* Listed records
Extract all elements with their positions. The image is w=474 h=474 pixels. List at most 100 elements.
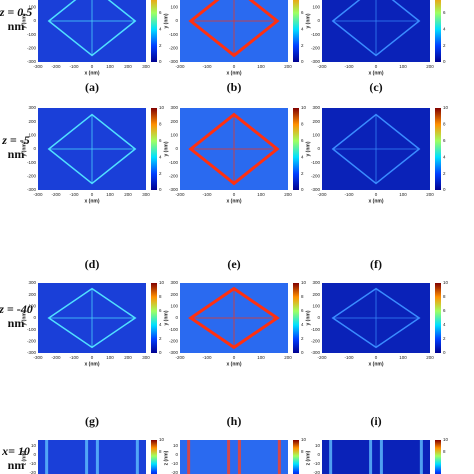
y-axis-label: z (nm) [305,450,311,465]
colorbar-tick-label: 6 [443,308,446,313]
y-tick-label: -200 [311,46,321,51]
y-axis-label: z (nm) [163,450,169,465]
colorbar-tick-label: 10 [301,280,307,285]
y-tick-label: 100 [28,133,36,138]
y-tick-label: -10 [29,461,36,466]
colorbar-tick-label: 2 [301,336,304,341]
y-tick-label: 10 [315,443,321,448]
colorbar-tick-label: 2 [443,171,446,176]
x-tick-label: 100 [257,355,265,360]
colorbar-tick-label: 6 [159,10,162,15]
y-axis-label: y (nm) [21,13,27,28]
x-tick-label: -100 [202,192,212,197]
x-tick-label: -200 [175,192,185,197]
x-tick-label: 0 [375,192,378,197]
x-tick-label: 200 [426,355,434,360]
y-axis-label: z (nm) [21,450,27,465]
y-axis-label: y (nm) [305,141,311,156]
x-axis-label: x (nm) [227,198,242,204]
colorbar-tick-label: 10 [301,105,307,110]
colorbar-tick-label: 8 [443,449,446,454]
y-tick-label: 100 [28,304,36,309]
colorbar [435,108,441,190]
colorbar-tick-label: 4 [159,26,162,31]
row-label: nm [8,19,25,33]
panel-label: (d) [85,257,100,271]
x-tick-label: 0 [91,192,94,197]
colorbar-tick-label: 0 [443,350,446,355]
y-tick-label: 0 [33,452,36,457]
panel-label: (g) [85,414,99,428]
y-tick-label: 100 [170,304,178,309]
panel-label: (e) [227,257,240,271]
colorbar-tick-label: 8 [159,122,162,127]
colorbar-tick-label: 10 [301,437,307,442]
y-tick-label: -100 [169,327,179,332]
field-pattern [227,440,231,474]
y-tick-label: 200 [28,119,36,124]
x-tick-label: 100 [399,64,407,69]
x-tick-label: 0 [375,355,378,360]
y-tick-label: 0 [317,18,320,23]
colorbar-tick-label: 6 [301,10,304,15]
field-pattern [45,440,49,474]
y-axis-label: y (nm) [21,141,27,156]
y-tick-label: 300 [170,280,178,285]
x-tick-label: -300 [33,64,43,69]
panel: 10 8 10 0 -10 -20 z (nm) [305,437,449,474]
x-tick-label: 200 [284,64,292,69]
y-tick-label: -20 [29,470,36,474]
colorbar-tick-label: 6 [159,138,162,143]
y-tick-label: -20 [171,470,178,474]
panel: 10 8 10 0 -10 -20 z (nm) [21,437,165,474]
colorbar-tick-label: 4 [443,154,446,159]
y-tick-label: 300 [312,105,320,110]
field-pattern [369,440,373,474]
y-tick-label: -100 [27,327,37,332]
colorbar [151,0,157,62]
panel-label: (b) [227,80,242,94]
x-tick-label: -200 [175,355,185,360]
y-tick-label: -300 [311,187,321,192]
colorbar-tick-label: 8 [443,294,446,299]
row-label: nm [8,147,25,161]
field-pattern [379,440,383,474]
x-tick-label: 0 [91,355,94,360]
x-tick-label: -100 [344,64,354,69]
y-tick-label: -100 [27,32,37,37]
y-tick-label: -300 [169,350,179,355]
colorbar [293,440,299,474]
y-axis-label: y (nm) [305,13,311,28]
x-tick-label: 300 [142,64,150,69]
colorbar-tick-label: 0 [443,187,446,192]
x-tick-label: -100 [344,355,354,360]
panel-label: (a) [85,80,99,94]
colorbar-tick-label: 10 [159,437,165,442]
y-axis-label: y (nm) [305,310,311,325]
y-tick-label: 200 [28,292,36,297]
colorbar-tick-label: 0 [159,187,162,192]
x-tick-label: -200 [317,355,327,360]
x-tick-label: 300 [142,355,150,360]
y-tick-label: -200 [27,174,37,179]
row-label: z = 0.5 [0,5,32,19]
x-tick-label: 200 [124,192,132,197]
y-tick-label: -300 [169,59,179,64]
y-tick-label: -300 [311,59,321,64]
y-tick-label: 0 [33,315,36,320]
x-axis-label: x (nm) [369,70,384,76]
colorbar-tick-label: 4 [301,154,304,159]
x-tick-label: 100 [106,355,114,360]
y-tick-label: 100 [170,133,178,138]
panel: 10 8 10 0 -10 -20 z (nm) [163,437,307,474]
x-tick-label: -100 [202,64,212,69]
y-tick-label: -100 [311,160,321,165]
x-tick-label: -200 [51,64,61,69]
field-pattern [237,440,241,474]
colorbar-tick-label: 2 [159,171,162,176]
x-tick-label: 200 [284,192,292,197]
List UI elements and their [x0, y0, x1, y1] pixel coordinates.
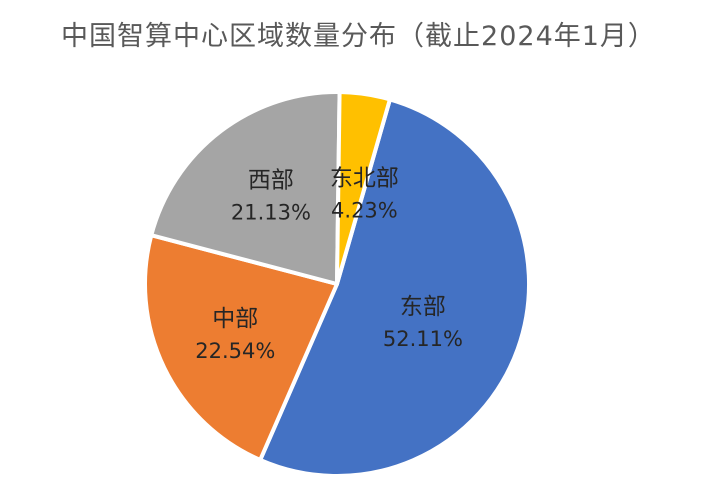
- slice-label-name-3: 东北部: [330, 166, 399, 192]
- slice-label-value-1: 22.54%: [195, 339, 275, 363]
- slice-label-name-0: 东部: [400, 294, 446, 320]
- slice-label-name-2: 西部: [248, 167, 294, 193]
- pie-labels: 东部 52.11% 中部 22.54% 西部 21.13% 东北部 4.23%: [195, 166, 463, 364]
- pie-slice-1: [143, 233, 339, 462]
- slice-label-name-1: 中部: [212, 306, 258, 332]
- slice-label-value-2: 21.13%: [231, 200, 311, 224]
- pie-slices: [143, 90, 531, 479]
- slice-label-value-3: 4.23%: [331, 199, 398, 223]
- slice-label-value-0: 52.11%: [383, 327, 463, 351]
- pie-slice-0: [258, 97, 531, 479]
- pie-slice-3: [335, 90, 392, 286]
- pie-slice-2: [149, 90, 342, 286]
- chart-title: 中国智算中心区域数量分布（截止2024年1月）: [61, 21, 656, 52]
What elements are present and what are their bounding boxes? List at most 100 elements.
---
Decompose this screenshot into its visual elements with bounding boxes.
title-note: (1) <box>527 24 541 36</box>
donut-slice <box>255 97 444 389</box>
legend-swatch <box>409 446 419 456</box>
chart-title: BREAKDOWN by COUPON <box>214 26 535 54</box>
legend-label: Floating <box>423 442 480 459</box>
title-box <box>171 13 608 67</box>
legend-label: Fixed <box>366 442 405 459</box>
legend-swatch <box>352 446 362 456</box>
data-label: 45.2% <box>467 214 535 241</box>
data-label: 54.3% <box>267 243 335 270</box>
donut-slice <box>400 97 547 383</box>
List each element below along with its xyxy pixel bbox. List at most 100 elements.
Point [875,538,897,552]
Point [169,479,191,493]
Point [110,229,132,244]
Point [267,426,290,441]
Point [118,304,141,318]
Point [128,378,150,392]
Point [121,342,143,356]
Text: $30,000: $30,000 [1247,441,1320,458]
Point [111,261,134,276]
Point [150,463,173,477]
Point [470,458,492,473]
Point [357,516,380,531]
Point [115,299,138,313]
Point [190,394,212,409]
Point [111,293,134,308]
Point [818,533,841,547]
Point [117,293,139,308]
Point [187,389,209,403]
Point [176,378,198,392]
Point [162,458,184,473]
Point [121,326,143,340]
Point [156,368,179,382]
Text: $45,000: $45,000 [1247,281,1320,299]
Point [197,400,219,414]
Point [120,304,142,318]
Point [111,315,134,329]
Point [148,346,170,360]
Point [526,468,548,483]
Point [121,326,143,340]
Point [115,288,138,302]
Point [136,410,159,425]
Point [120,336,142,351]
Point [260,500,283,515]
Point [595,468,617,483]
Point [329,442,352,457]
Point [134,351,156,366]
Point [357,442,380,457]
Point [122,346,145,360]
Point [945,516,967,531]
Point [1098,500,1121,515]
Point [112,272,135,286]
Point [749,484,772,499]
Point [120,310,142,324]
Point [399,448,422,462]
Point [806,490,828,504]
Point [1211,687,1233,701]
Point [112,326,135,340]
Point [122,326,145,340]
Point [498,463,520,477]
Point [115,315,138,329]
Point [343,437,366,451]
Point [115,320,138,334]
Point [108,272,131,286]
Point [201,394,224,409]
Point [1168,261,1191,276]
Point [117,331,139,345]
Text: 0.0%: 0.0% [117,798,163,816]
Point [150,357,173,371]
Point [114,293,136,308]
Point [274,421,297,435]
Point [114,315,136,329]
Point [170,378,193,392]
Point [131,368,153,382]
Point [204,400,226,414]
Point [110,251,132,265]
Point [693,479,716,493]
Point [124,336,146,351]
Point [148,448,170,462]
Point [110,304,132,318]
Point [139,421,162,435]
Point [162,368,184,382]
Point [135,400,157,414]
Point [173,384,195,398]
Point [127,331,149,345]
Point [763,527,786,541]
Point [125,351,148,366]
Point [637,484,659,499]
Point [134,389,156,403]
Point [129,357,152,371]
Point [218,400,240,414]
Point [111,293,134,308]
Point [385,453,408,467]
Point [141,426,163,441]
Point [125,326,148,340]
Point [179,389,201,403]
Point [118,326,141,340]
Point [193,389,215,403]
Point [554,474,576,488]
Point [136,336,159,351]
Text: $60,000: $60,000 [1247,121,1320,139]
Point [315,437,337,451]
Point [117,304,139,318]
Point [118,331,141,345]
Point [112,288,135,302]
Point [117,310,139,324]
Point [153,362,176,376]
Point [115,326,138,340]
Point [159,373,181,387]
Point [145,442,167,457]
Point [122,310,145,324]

* Problem
Take the lines from the one that has "- slice-label-name-3: 东北部: [330, 166, 399, 192]" through the one that has "- pie-slice-2: [149, 90, 342, 286]", and give them again with "pie-slices" switched to "pie-segments". Leave everything else unchanged.

* Task output
- slice-label-name-3: 东北部: [330, 166, 399, 192]
- slice-label-value-1: 22.54%: [195, 339, 275, 363]
- slice-label-name-0: 东部: [400, 294, 446, 320]
- slice-label-name-2: 西部: [248, 167, 294, 193]
- pie-labels: 东部 52.11% 中部 22.54% 西部 21.13% 东北部 4.23%: [195, 166, 463, 364]
- pie-slice-1: [143, 233, 339, 462]
- slice-label-name-1: 中部: [212, 306, 258, 332]
- slice-label-value-2: 21.13%: [231, 200, 311, 224]
- pie-segments: [143, 90, 531, 479]
- slice-label-value-3: 4.23%: [331, 199, 398, 223]
- slice-label-value-0: 52.11%: [383, 327, 463, 351]
- pie-slice-0: [258, 97, 531, 479]
- pie-slice-3: [335, 90, 392, 286]
- pie-slice-2: [149, 90, 342, 286]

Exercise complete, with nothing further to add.